:: Records for processing ::
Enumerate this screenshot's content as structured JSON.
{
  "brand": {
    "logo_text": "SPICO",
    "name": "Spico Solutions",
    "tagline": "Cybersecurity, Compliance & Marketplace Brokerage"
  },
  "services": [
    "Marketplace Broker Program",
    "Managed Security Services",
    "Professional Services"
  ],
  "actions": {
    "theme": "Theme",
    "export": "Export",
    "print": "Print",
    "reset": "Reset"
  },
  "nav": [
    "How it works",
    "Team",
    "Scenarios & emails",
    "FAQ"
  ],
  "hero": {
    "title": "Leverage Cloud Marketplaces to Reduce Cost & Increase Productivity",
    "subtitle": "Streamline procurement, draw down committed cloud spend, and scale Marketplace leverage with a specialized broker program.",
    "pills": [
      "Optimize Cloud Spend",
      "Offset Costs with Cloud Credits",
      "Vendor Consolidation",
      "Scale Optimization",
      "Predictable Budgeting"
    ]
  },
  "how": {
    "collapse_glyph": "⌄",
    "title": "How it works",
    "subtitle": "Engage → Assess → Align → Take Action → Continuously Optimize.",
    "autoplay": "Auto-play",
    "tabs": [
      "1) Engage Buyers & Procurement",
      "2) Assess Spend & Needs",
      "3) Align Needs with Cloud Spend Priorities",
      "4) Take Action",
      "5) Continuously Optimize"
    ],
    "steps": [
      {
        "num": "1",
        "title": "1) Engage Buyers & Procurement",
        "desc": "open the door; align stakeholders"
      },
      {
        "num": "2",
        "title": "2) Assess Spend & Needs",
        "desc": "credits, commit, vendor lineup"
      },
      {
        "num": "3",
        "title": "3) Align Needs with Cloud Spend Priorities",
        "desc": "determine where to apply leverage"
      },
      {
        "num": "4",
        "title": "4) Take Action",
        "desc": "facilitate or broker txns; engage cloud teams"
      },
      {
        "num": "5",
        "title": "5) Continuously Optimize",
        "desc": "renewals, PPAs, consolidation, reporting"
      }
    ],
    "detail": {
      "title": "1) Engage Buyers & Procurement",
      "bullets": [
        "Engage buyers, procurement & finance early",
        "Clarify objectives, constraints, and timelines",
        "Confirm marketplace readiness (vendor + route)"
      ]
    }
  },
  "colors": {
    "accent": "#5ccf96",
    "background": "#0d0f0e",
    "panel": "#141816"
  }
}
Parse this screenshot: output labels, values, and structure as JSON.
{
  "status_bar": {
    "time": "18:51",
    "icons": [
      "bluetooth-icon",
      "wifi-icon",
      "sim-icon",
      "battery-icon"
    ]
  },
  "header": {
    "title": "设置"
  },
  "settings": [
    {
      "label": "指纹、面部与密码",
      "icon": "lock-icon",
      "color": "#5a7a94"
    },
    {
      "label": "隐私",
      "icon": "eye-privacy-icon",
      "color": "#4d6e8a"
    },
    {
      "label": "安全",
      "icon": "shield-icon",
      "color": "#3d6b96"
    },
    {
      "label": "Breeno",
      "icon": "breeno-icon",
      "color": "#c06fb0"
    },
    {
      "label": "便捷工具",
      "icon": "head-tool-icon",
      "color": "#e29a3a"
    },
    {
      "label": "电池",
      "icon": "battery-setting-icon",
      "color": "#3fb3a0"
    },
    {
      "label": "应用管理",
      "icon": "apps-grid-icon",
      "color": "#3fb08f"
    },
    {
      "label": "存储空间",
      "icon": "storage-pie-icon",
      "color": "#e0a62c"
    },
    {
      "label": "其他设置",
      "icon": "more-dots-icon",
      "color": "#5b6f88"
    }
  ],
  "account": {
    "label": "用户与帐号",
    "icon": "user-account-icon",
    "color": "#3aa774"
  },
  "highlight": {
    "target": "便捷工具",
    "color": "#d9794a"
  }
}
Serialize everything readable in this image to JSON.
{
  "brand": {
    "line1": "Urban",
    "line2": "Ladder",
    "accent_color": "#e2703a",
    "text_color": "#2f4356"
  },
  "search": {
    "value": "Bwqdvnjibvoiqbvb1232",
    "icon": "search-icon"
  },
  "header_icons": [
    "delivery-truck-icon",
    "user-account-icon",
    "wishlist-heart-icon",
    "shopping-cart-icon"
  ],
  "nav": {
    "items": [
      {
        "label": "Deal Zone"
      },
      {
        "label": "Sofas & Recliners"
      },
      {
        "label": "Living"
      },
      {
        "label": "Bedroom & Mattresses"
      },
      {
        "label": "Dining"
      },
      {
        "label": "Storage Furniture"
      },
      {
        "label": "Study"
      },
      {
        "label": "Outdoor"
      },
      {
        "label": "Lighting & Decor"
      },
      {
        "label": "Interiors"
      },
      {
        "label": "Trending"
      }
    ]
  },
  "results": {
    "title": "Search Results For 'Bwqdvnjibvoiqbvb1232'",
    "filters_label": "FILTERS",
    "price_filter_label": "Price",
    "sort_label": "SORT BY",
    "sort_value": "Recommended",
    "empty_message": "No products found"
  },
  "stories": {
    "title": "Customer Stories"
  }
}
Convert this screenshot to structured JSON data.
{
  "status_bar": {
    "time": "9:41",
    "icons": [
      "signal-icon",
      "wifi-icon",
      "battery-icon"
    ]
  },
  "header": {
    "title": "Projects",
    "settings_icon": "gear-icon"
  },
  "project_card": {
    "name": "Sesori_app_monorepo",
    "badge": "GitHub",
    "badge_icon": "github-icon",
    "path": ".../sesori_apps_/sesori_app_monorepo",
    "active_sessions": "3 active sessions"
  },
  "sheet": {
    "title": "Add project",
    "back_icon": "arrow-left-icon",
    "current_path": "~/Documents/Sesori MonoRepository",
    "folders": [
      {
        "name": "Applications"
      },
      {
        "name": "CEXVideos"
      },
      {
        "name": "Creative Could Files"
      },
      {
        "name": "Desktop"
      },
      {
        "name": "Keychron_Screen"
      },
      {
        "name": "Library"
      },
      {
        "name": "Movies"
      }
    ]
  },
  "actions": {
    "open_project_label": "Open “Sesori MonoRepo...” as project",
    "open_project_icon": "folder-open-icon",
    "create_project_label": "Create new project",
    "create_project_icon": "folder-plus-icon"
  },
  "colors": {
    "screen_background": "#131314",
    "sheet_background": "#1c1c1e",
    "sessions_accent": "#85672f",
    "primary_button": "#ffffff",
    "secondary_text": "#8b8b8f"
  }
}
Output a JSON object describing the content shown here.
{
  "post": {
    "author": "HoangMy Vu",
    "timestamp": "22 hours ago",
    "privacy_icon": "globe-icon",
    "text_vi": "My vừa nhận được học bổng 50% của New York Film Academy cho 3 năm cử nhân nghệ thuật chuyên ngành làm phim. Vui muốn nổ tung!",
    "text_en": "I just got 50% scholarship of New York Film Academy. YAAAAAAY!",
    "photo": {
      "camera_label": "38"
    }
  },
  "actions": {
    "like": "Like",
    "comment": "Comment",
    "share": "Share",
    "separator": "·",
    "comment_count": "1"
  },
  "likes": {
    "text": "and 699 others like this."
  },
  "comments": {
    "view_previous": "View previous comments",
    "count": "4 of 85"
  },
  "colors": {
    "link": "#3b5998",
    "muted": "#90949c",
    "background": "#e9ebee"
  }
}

:: Do this ::
Restate the whole listing exactly.

:: Right answer ::
Enumerate this screenshot's content as structured JSON.
{
  "brand": {
    "logo_text": "SPICO",
    "name": "Spico Solutions",
    "tagline": "Cybersecurity, Compliance & Marketplace Brokerage"
  },
  "services": [
    "Marketplace Broker Program",
    "Managed Security Services",
    "Professional Services"
  ],
  "actions": {
    "theme": "Theme",
    "export": "Export",
    "print": "Print",
    "reset": "Reset"
  },
  "nav": [
    "How it works",
    "Team",
    "Scenarios & emails",
    "FAQ"
  ],
  "hero": {
    "title": "Leverage Cloud Marketplaces to Reduce Cost & Increase Productivity",
    "subtitle": "Streamline procurement, draw down committed cloud spend, and scale Marketplace leverage with a specialized broker program.",
    "pills": [
      "Optimize Cloud Spend",
      "Offset Costs with Cloud Credits",
      "Vendor Consolidation",
      "Scale Optimization",
      "Predictable Budgeting"
    ]
  },
  "how": {
    "collapse_glyph": "⌄",
    "title": "How it works",
    "subtitle": "Engage → Assess → Align → Take Action → Continuously Optimize.",
    "autoplay": "Auto-play",
    "tabs": [
      "1) Engage Buyers & Procurement",
      "2) Assess Spend & Needs",
      "3) Align Needs with Cloud Spend Priorities",
      "4) Take Action",
      "5) Continuously Optimize"
    ],
    "steps": [
      {
        "num": "1",
        "title": "1) Engage Buyers & Procurement",
        "desc": "open the door; align stakeholders"
      },
      {
        "num": "2",
        "title": "2) Assess Spend & Needs",
        "desc": "credits, commit, vendor lineup"
      },
      {
        "num": "3",
        "title": "3) Align Needs with Cloud Spend Priorities",
        "desc": "determine where to apply leverage"
      },
      {
        "num": "4",
        "title": "4) Take Action",
        "desc": "facilitate or broker txns; engage cloud teams"
      },
      {
        "num": "5",
        "title": "5) Continuously Optimize",
        "desc": "renewals, PPAs, consolidation, reporting"
      }
    ],
    "detail": {
      "title": "1) Engage Buyers & Procurement",
      "bullets": [
        "Engage buyers, procurement & finance early",
        "Clarify objectives, constraints, and timelines",
        "Confirm marketplace readiness (vendor + route)"
      ]
    }
  },
  "colors": {
    "accent": "#5ccf96",
    "background": "#0d0f0e",
    "panel": "#141816"
  }
}
Parse this screenshot: output labels, values, and structure as JSON.
{
  "status_bar": {
    "time": "18:51",
    "icons": [
      "bluetooth-icon",
      "wifi-icon",
      "sim-icon",
      "battery-icon"
    ]
  },
  "header": {
    "title": "设置"
  },
  "settings": [
    {
      "label": "指纹、面部与密码",
      "icon": "lock-icon",
      "color": "#5a7a94"
    },
    {
      "label": "隐私",
      "icon": "eye-privacy-icon",
      "color": "#4d6e8a"
    },
    {
      "label": "安全",
      "icon": "shield-icon",
      "color": "#3d6b96"
    },
    {
      "label": "Breeno",
      "icon": "breeno-icon",
      "color": "#c06fb0"
    },
    {
      "label": "便捷工具",
      "icon": "head-tool-icon",
      "color": "#e29a3a"
    },
    {
      "label": "电池",
      "icon": "battery-setting-icon",
      "color": "#3fb3a0"
    },
    {
      "label": "应用管理",
      "icon": "apps-grid-icon",
      "color": "#3fb08f"
    },
    {
      "label": "存储空间",
      "icon": "storage-pie-icon",
      "color": "#e0a62c"
    },
    {
      "label": "其他设置",
      "icon": "more-dots-icon",
      "color": "#5b6f88"
    }
  ],
  "account": {
    "label": "用户与帐号",
    "icon": "user-account-icon",
    "color": "#3aa774"
  },
  "highlight": {
    "target": "便捷工具",
    "color": "#d9794a"
  }
}
Serialize everything readable in this image to JSON.
{
  "brand": {
    "line1": "Urban",
    "line2": "Ladder",
    "accent_color": "#e2703a",
    "text_color": "#2f4356"
  },
  "search": {
    "value": "Bwqdvnjibvoiqbvb1232",
    "icon": "search-icon"
  },
  "header_icons": [
    "delivery-truck-icon",
    "user-account-icon",
    "wishlist-heart-icon",
    "shopping-cart-icon"
  ],
  "nav": {
    "items": [
      {
        "label": "Deal Zone"
      },
      {
        "label": "Sofas & Recliners"
      },
      {
        "label": "Living"
      },
      {
        "label": "Bedroom & Mattresses"
      },
      {
        "label": "Dining"
      },
      {
        "label": "Storage Furniture"
      },
      {
        "label": "Study"
      },
      {
        "label": "Outdoor"
      },
      {
        "label": "Lighting & Decor"
      },
      {
        "label": "Interiors"
      },
      {
        "label": "Trending"
      }
    ]
  },
  "results": {
    "title": "Search Results For 'Bwqdvnjibvoiqbvb1232'",
    "filters_label": "FILTERS",
    "price_filter_label": "Price",
    "sort_label": "SORT BY",
    "sort_value": "Recommended",
    "empty_message": "No products found"
  },
  "stories": {
    "title": "Customer Stories"
  }
}
Convert this screenshot to structured JSON data.
{
  "status_bar": {
    "time": "9:41",
    "icons": [
      "signal-icon",
      "wifi-icon",
      "battery-icon"
    ]
  },
  "header": {
    "title": "Projects",
    "settings_icon": "gear-icon"
  },
  "project_card": {
    "name": "Sesori_app_monorepo",
    "badge": "GitHub",
    "badge_icon": "github-icon",
    "path": ".../sesori_apps_/sesori_app_monorepo",
    "active_sessions": "3 active sessions"
  },
  "sheet": {
    "title": "Add project",
    "back_icon": "arrow-left-icon",
    "current_path": "~/Documents/Sesori MonoRepository",
    "folders": [
      {
        "name": "Applications"
      },
      {
        "name": "CEXVideos"
      },
      {
        "name": "Creative Could Files"
      },
      {
        "name": "Desktop"
      },
      {
        "name": "Keychron_Screen"
      },
      {
        "name": "Library"
      },
      {
        "name": "Movies"
      }
    ]
  },
  "actions": {
    "open_project_label": "Open “Sesori MonoRepo...” as project",
    "open_project_icon": "folder-open-icon",
    "create_project_label": "Create new project",
    "create_project_icon": "folder-plus-icon"
  },
  "colors": {
    "screen_background": "#131314",
    "sheet_background": "#1c1c1e",
    "sessions_accent": "#85672f",
    "primary_button": "#ffffff",
    "secondary_text": "#8b8b8f"
  }
}
Output a JSON object describing the content shown here.
{
  "post": {
    "author": "HoangMy Vu",
    "timestamp": "22 hours ago",
    "privacy_icon": "globe-icon",
    "text_vi": "My vừa nhận được học bổng 50% của New York Film Academy cho 3 năm cử nhân nghệ thuật chuyên ngành làm phim. Vui muốn nổ tung!",
    "text_en": "I just got 50% scholarship of New York Film Academy. YAAAAAAY!",
    "photo": {
      "camera_label": "38"
    }
  },
  "actions": {
    "like": "Like",
    "comment": "Comment",
    "share": "Share",
    "separator": "·",
    "comment_count": "1"
  },
  "likes": {
    "text": "and 699 others like this."
  },
  "comments": {
    "view_previous": "View previous comments",
    "count": "4 of 85"
  },
  "colors": {
    "link": "#3b5998",
    "muted": "#90949c",
    "background": "#e9ebee"
  }
}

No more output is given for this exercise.